## Aim of the task
Copy each entry as it stands, leaving nothing out.

---- Available records

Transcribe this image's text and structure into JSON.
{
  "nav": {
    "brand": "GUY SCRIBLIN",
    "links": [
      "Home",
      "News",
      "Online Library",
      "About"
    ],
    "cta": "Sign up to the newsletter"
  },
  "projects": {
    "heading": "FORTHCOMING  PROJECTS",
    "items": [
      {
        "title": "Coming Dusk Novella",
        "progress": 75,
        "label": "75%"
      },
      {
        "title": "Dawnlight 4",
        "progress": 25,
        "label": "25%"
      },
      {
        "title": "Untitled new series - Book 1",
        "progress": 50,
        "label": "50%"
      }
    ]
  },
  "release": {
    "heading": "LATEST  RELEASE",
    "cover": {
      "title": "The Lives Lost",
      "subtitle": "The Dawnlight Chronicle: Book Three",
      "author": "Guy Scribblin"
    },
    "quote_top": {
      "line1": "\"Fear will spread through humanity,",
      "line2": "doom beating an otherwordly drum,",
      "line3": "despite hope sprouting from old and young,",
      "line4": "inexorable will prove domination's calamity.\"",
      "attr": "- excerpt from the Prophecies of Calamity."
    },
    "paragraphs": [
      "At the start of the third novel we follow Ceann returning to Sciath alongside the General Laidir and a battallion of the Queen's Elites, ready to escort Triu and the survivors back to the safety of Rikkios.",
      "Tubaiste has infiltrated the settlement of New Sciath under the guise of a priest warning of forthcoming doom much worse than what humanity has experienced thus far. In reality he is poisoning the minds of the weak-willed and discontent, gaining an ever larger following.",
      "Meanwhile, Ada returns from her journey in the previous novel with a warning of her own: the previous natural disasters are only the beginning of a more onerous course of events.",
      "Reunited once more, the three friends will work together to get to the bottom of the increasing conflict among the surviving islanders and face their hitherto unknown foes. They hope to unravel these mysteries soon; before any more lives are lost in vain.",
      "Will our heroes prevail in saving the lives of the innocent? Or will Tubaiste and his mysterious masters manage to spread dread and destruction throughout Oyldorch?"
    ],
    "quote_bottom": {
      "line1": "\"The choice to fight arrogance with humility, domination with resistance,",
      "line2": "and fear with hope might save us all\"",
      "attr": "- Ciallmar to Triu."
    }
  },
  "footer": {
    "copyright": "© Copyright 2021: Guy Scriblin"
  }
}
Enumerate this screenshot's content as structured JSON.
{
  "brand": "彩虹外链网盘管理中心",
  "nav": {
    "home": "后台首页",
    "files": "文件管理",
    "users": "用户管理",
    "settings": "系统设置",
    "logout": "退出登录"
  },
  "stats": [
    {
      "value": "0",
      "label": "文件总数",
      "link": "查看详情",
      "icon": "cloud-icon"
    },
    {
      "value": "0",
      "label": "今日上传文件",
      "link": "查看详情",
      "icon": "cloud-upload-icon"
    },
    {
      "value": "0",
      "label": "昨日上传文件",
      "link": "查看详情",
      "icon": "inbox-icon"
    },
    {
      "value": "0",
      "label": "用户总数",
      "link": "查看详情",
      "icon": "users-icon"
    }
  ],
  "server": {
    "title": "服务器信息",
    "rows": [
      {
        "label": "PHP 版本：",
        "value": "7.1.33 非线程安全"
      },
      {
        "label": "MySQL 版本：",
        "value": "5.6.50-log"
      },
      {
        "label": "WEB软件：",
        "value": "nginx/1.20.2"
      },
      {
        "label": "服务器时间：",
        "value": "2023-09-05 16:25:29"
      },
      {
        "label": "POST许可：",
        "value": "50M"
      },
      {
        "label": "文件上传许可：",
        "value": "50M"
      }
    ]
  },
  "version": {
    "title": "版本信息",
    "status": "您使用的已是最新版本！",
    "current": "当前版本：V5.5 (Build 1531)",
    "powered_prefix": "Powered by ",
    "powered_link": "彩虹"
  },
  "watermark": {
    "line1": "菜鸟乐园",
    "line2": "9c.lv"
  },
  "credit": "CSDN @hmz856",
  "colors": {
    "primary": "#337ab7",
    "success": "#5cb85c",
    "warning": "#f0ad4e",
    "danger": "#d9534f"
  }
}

--------

## Exercise result
Transcribe this image's text and structure into JSON.
{
  "nav": {
    "brand": "GUY SCRIBLIN",
    "links": [
      "Home",
      "News",
      "Online Library",
      "About"
    ],
    "cta": "Sign up to the newsletter"
  },
  "projects": {
    "heading": "FORTHCOMING  PROJECTS",
    "items": [
      {
        "title": "Coming Dusk Novella",
        "progress": 75,
        "label": "75%"
      },
      {
        "title": "Dawnlight 4",
        "progress": 25,
        "label": "25%"
      },
      {
        "title": "Untitled new series - Book 1",
        "progress": 50,
        "label": "50%"
      }
    ]
  },
  "release": {
    "heading": "LATEST  RELEASE",
    "cover": {
      "title": "The Lives Lost",
      "subtitle": "The Dawnlight Chronicle: Book Three",
      "author": "Guy Scribblin"
    },
    "quote_top": {
      "line1": "\"Fear will spread through humanity,",
      "line2": "doom beating an otherwordly drum,",
      "line3": "despite hope sprouting from old and young,",
      "line4": "inexorable will prove domination's calamity.\"",
      "attr": "- excerpt from the Prophecies of Calamity."
    },
    "paragraphs": [
      "At the start of the third novel we follow Ceann returning to Sciath alongside the General Laidir and a battallion of the Queen's Elites, ready to escort Triu and the survivors back to the safety of Rikkios.",
      "Tubaiste has infiltrated the settlement of New Sciath under the guise of a priest warning of forthcoming doom much worse than what humanity has experienced thus far. In reality he is poisoning the minds of the weak-willed and discontent, gaining an ever larger following.",
      "Meanwhile, Ada returns from her journey in the previous novel with a warning of her own: the previous natural disasters are only the beginning of a more onerous course of events.",
      "Reunited once more, the three friends will work together to get to the bottom of the increasing conflict among the surviving islanders and face their hitherto unknown foes. They hope to unravel these mysteries soon; before any more lives are lost in vain.",
      "Will our heroes prevail in saving the lives of the innocent? Or will Tubaiste and his mysterious masters manage to spread dread and destruction throughout Oyldorch?"
    ],
    "quote_bottom": {
      "line1": "\"The choice to fight arrogance with humility, domination with resistance,",
      "line2": "and fear with hope might save us all\"",
      "attr": "- Ciallmar to Triu."
    }
  },
  "footer": {
    "copyright": "© Copyright 2021: Guy Scriblin"
  }
}
Enumerate this screenshot's content as structured JSON.
{
  "brand": "彩虹外链网盘管理中心",
  "nav": {
    "home": "后台首页",
    "files": "文件管理",
    "users": "用户管理",
    "settings": "系统设置",
    "logout": "退出登录"
  },
  "stats": [
    {
      "value": "0",
      "label": "文件总数",
      "link": "查看详情",
      "icon": "cloud-icon"
    },
    {
      "value": "0",
      "label": "今日上传文件",
      "link": "查看详情",
      "icon": "cloud-upload-icon"
    },
    {
      "value": "0",
      "label": "昨日上传文件",
      "link": "查看详情",
      "icon": "inbox-icon"
    },
    {
      "value": "0",
      "label": "用户总数",
      "link": "查看详情",
      "icon": "users-icon"
    }
  ],
  "server": {
    "title": "服务器信息",
    "rows": [
      {
        "label": "PHP 版本：",
        "value": "7.1.33 非线程安全"
      },
      {
        "label": "MySQL 版本：",
        "value": "5.6.50-log"
      },
      {
        "label": "WEB软件：",
        "value": "nginx/1.20.2"
      },
      {
        "label": "服务器时间：",
        "value": "2023-09-05 16:25:29"
      },
      {
        "label": "POST许可：",
        "value": "50M"
      },
      {
        "label": "文件上传许可：",
        "value": "50M"
      }
    ]
  },
  "version": {
    "title": "版本信息",
    "status": "您使用的已是最新版本！",
    "current": "当前版本：V5.5 (Build 1531)",
    "powered_prefix": "Powered by ",
    "powered_link": "彩虹"
  },
  "watermark": {
    "line1": "菜鸟乐园",
    "line2": "9c.lv"
  },
  "credit": "CSDN @hmz856",
  "colors": {
    "primary": "#337ab7",
    "success": "#5cb85c",
    "warning": "#f0ad4e",
    "danger": "#d9534f"
  }
}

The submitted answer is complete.